<<<<

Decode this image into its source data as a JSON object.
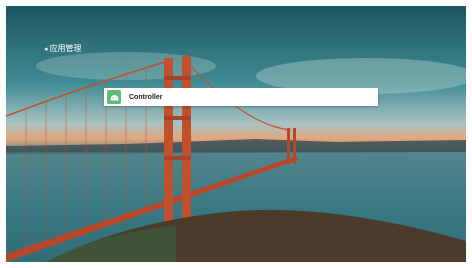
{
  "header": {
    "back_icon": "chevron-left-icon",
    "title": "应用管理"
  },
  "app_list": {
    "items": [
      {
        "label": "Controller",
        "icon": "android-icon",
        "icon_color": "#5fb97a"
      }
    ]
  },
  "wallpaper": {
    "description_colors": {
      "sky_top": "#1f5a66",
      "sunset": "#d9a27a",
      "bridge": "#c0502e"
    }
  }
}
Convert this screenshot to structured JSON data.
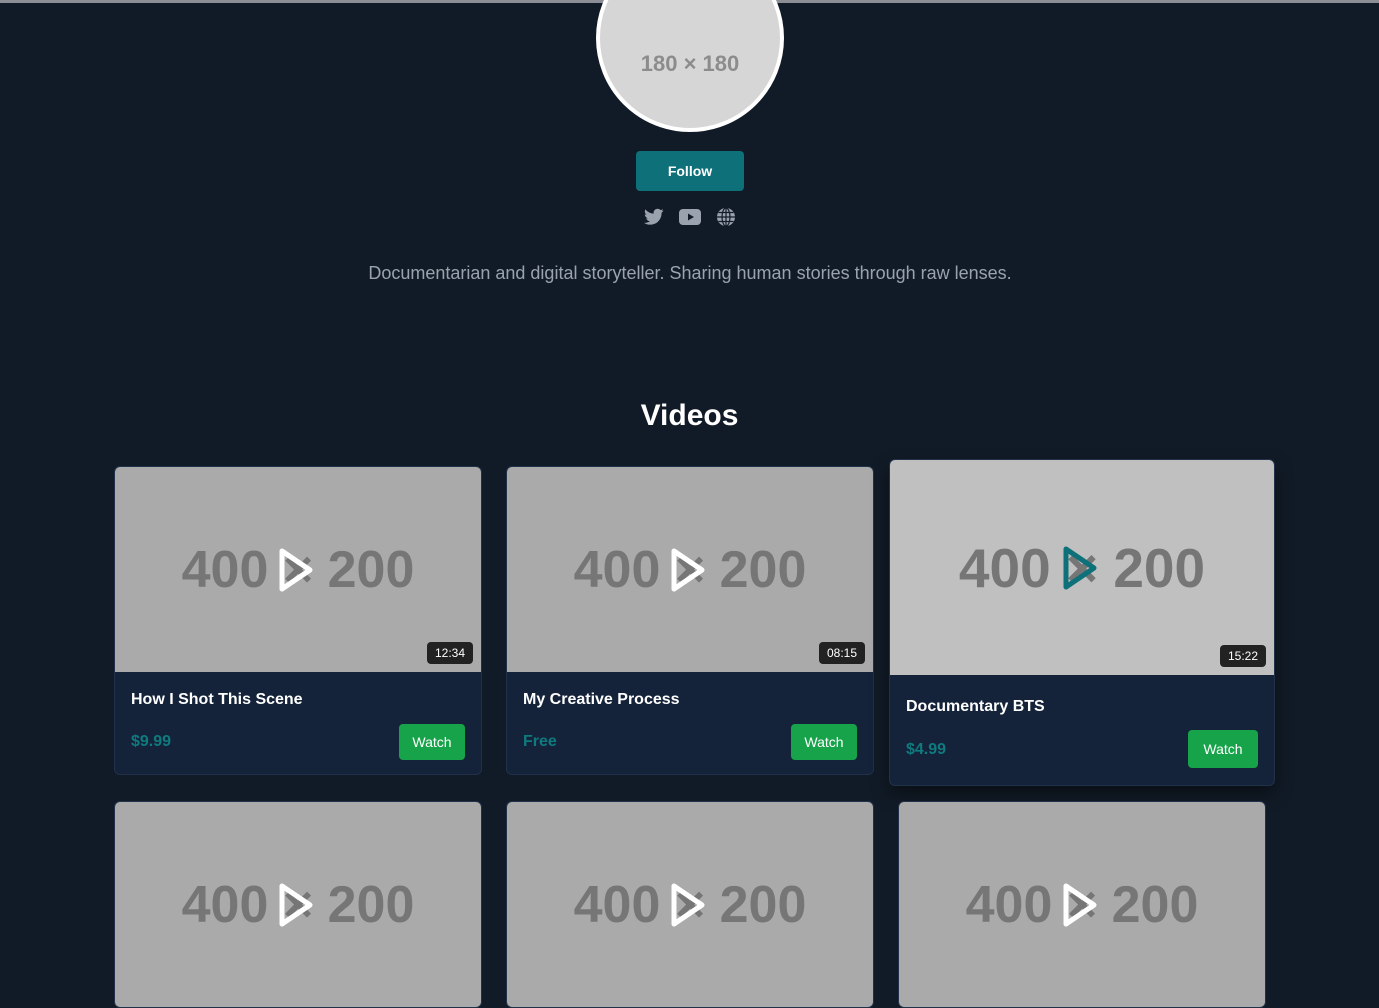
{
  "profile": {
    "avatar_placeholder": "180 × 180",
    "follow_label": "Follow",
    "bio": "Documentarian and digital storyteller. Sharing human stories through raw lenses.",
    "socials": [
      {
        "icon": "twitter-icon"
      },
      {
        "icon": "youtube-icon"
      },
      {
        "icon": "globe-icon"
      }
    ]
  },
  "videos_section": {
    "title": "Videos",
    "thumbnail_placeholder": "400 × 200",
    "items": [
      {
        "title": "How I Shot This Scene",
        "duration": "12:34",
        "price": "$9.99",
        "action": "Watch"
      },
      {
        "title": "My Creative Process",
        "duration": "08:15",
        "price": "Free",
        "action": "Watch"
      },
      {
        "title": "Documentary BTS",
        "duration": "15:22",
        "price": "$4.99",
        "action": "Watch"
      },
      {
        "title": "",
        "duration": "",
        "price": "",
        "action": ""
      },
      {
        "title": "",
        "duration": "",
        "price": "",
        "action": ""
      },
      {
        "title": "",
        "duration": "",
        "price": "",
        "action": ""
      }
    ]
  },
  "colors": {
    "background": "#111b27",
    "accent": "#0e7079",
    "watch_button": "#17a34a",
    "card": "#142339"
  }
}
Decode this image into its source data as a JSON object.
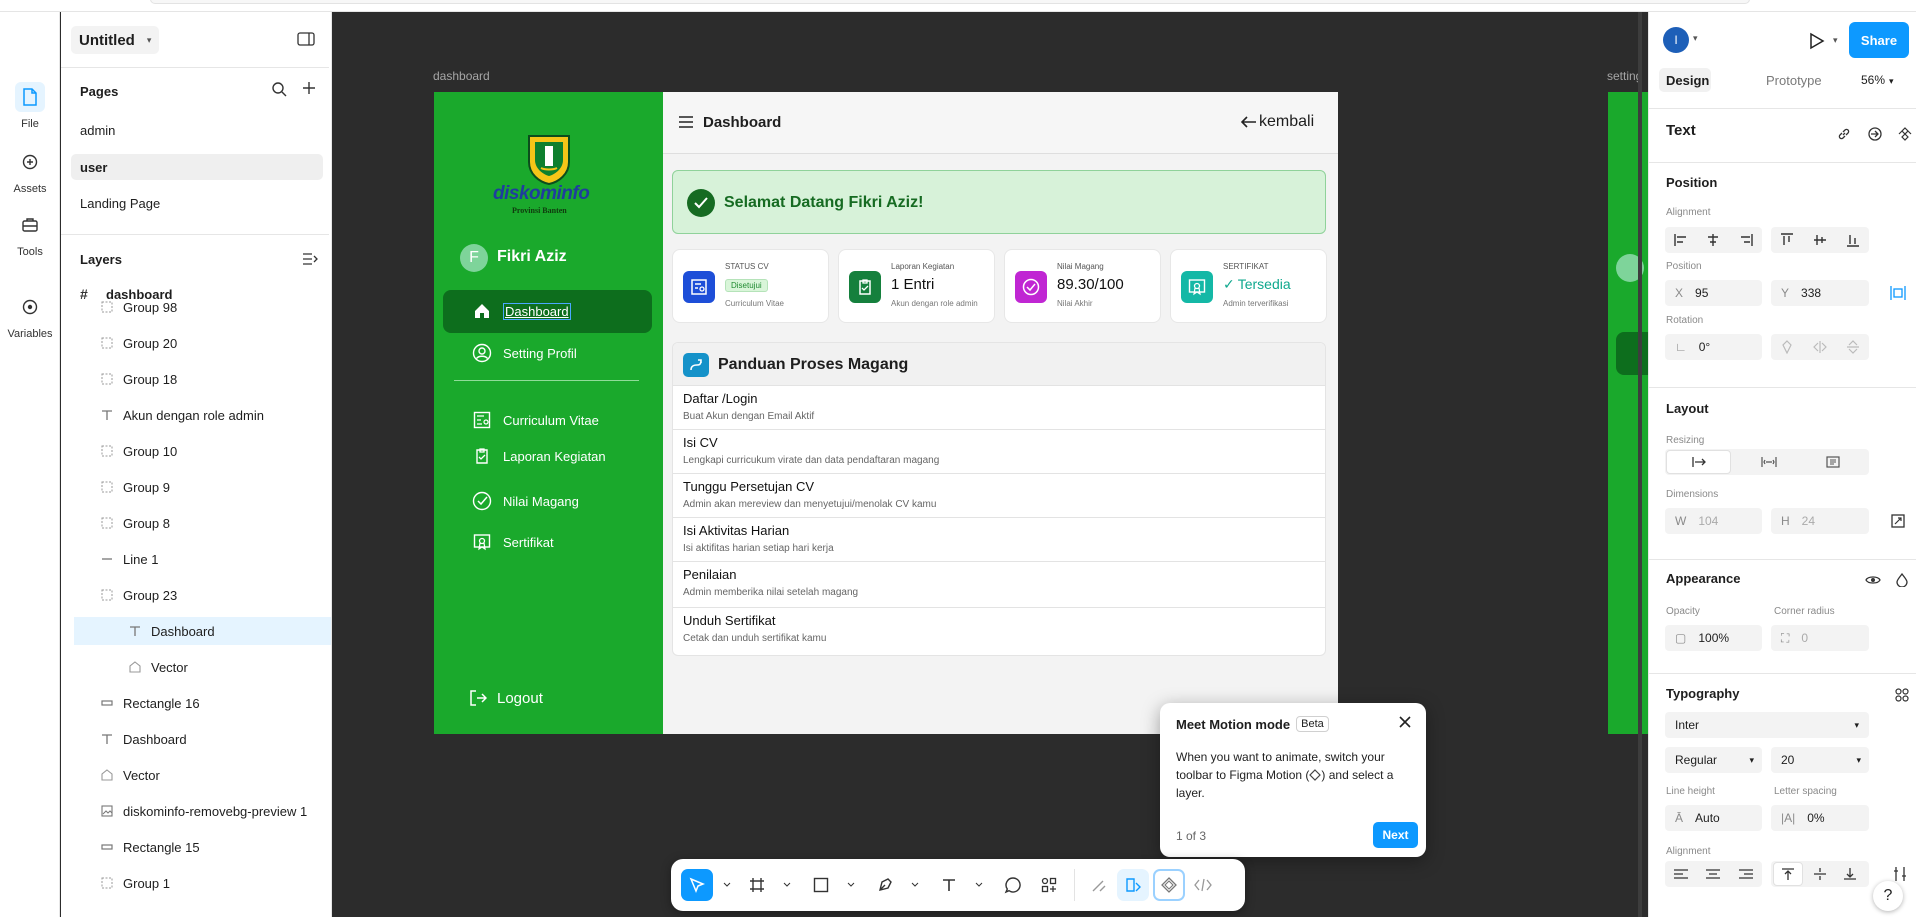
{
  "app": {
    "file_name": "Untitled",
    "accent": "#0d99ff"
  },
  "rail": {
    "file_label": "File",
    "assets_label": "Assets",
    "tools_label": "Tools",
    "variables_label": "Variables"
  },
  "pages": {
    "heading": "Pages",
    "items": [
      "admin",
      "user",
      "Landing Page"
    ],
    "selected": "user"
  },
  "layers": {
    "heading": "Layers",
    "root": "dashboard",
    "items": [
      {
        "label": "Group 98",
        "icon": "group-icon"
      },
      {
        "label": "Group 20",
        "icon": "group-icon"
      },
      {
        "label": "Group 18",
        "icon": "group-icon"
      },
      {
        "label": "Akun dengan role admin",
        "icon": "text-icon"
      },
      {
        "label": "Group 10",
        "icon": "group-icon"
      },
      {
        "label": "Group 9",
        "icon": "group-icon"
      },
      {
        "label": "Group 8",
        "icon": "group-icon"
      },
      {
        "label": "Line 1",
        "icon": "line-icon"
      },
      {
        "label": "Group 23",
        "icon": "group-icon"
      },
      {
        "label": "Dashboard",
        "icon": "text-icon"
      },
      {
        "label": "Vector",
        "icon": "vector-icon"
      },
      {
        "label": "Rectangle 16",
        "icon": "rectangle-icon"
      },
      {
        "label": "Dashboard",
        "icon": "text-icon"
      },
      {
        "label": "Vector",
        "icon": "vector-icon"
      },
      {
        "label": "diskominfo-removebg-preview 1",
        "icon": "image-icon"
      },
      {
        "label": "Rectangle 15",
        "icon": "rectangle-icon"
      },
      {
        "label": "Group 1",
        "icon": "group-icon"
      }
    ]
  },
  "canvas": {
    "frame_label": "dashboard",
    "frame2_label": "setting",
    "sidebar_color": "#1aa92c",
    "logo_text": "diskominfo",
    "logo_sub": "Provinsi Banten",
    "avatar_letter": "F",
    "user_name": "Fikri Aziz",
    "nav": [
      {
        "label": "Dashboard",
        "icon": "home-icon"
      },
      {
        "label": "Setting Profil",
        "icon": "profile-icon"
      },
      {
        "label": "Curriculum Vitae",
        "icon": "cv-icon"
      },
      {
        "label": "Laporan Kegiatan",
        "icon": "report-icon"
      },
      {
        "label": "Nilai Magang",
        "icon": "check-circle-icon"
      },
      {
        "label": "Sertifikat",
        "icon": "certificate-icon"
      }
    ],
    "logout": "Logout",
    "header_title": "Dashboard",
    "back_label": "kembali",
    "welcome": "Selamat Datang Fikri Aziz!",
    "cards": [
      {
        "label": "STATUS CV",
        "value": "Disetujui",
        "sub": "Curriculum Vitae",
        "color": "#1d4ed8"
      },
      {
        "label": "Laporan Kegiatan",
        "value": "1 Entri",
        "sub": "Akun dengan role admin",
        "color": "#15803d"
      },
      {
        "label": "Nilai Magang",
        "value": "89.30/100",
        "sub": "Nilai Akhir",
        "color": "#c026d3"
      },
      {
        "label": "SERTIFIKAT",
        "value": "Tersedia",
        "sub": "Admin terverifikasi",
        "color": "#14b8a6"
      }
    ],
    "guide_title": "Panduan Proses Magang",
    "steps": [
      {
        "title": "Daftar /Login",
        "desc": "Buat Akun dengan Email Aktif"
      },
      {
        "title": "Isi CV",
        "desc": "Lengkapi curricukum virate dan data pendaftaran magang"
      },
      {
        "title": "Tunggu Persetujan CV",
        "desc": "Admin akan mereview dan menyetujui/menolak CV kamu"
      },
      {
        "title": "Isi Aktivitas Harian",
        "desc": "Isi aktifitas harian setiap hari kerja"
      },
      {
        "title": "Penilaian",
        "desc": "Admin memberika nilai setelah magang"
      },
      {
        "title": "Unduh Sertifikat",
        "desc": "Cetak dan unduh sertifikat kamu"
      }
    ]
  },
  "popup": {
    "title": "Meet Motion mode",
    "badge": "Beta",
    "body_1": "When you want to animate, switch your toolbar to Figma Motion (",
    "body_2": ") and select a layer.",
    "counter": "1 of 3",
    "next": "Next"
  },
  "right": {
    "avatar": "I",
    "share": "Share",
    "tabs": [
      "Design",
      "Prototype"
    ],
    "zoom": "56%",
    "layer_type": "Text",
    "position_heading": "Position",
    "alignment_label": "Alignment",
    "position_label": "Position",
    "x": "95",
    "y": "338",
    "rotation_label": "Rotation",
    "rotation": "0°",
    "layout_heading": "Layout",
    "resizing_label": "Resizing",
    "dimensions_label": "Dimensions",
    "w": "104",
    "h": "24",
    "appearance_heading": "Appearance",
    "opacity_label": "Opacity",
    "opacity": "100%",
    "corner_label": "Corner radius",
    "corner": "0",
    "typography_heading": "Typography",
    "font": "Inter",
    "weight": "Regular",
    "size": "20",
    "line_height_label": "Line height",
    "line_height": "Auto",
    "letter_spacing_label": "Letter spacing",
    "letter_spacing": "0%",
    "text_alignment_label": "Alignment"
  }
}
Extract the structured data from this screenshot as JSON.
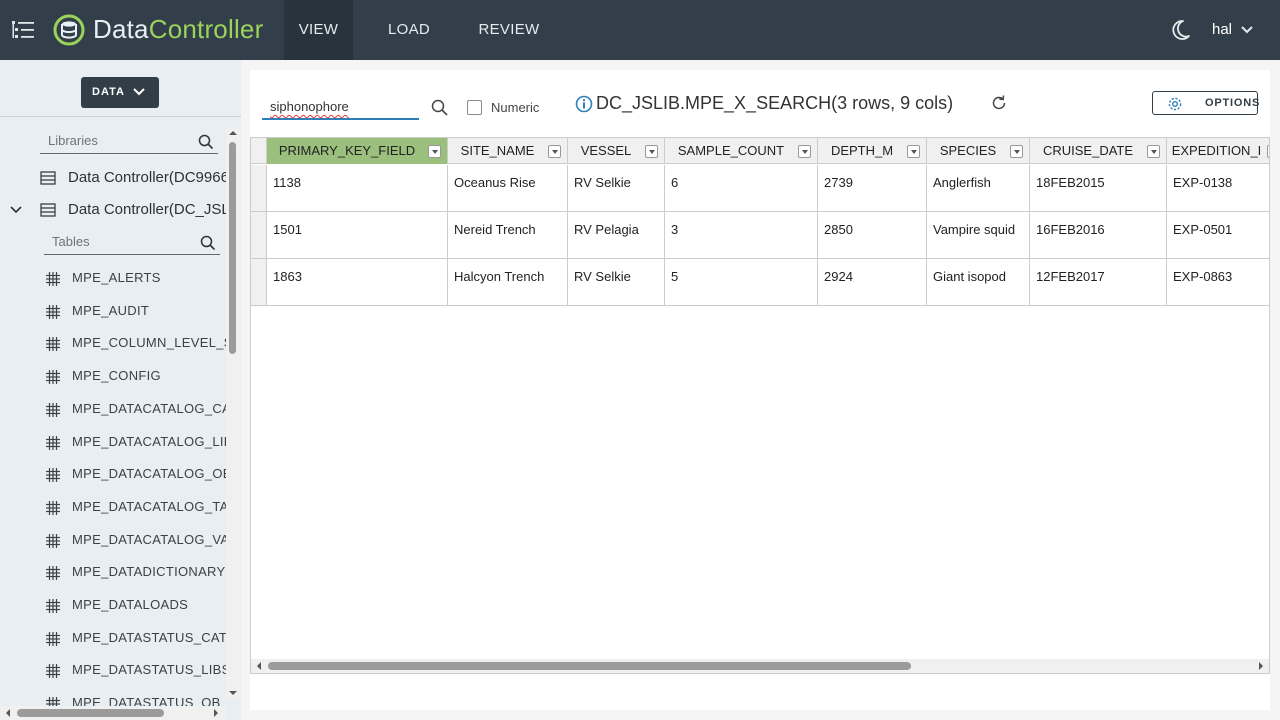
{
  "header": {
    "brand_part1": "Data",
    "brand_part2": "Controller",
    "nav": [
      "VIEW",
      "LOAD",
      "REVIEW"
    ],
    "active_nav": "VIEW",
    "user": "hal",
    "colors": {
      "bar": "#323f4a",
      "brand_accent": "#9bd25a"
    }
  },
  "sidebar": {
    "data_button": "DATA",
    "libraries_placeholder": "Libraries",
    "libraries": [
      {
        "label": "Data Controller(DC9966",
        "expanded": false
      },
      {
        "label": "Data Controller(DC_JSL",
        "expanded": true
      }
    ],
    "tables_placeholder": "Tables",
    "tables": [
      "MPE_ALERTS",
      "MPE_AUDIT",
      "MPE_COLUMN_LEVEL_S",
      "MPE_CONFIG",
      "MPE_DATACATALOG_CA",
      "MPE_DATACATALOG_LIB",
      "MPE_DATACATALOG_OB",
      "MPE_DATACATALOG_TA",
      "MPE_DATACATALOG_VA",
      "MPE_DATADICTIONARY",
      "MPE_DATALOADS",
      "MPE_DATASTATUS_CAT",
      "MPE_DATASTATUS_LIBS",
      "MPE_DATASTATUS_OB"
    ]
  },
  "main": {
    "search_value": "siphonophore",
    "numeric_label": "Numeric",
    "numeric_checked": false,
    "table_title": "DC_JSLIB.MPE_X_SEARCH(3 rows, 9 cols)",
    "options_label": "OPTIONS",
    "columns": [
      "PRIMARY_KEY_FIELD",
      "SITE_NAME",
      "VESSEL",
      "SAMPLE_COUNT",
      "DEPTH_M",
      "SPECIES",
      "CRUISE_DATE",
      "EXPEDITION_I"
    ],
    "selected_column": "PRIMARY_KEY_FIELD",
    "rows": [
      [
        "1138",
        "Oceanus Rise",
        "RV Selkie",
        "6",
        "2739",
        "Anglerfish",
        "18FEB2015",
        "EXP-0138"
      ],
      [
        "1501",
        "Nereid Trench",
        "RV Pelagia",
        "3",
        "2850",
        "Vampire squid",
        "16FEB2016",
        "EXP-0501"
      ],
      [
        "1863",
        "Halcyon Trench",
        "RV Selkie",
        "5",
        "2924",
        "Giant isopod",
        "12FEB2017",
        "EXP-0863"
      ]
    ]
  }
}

>>>>

* _TASK_
Reproduce each line of the material containing the word "kamu".

* _FINISHED EXERCISE_
        "desc": "Admin akan mereview dan menyetujui/menolak CV kamu"
        "desc": "Cetak dan unduh sertifikat kamu"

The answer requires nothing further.